• PROMPT:
Whenever a line contains the string "people", copy it out of the entries.

☆ ☆ ☆ ☆

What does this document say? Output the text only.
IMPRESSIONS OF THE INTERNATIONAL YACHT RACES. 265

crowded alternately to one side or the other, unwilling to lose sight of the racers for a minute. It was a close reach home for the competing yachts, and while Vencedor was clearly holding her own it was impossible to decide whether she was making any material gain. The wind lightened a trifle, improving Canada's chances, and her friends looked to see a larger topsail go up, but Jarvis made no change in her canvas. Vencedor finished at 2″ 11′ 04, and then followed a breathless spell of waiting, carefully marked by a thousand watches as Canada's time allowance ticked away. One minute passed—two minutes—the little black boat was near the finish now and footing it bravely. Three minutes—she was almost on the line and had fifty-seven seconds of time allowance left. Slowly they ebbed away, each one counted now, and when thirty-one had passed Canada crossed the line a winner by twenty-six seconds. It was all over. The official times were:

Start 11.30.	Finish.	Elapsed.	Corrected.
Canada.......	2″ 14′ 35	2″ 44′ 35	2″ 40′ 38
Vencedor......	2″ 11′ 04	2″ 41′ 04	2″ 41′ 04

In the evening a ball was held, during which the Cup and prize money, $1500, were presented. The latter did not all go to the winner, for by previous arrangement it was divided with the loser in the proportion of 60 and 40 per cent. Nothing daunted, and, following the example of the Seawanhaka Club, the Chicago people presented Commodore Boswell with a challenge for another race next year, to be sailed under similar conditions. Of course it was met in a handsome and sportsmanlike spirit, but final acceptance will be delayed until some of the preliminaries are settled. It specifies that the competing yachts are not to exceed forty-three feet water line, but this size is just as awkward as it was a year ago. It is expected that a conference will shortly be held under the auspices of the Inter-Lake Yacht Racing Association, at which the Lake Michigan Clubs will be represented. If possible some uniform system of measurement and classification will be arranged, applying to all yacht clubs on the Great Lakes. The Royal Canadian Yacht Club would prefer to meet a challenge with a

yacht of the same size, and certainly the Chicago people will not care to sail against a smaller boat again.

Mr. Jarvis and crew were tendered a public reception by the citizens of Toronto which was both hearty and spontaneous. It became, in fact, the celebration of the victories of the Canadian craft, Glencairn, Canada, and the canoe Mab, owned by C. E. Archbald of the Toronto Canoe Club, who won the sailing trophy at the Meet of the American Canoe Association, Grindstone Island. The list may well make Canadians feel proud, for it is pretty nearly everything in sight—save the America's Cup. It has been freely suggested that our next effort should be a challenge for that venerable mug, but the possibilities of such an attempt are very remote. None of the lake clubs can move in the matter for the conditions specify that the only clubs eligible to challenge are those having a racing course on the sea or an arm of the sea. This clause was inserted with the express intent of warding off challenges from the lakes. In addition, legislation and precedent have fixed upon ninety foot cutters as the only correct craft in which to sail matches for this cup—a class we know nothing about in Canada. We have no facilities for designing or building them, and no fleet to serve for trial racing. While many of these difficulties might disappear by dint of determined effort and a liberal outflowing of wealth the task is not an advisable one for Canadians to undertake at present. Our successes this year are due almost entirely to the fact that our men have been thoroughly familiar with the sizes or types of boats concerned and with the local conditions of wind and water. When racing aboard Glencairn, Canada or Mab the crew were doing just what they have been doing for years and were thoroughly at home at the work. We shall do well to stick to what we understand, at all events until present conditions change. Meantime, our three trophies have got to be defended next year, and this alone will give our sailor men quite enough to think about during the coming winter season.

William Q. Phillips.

☆ ☆ ☆ ☆

• REPLY:
In the evening a ball was held, during which the Cup and prize money, $1500, were presented. The latter did not all go to the winner, for by previous arrangement it was divided with the loser in the proportion of 60 and 40 per cent. Nothing daunted, and, following the example of the Seawanhaka Club, the Chicago people presented Commodore Boswell with a challenge for another race next year, to be sailed under similar conditions. Of course it was met in a handsome and sportsmanlike spirit, but final acceptance will be delayed until some of the preliminaries are settled. It specifies that the competing yachts are not to exceed forty-three feet water line, but this size is just as awkward as it was a year ago. It is expected that a conference will shortly be held under the auspices of the Inter-Lake Yacht Racing Association, at which the Lake Michigan Clubs will be represented. If possible some uniform system of measurement and classification will be arranged, applying to all yacht clubs on the Great Lakes. The Royal Canadian Yacht Club would prefer to meet a challenge with a
yacht of the same size, and certainly the Chicago people will not care to sail against a smaller boat again.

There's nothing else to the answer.